YOUR GOAL:
Collect all lines from the records below that include the word "details".

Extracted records
++++++++

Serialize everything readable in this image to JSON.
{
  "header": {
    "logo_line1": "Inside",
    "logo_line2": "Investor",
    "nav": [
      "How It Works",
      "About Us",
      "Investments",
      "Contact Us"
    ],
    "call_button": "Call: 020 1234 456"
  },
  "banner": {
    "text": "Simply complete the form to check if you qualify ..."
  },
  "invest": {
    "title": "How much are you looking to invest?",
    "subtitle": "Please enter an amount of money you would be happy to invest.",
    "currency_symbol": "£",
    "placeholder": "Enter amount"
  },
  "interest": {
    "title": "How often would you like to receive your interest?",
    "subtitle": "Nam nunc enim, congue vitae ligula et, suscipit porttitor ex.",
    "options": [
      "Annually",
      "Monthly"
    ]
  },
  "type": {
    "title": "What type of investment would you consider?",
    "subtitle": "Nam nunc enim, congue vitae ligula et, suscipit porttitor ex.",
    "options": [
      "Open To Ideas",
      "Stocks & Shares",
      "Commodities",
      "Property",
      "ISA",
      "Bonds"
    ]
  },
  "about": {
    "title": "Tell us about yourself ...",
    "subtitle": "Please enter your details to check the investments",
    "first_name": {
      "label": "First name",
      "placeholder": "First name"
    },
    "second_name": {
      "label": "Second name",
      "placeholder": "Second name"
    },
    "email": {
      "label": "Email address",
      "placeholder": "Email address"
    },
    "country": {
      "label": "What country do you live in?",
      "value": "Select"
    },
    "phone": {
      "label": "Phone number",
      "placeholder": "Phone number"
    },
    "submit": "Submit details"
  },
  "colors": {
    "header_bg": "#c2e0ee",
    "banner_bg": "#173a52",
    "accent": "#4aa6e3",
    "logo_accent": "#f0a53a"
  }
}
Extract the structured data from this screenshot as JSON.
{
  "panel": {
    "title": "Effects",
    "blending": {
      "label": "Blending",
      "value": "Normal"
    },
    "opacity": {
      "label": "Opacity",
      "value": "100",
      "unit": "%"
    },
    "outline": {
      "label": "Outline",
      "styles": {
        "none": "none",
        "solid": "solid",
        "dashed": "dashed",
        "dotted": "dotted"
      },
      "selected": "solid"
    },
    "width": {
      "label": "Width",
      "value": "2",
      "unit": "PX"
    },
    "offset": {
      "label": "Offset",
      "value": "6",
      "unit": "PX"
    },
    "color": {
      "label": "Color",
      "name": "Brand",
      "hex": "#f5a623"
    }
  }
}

++++++++

COMPLETE OUTPUT:
    "subtitle": "Please enter your details to check the investments",
    "submit": "Submit details"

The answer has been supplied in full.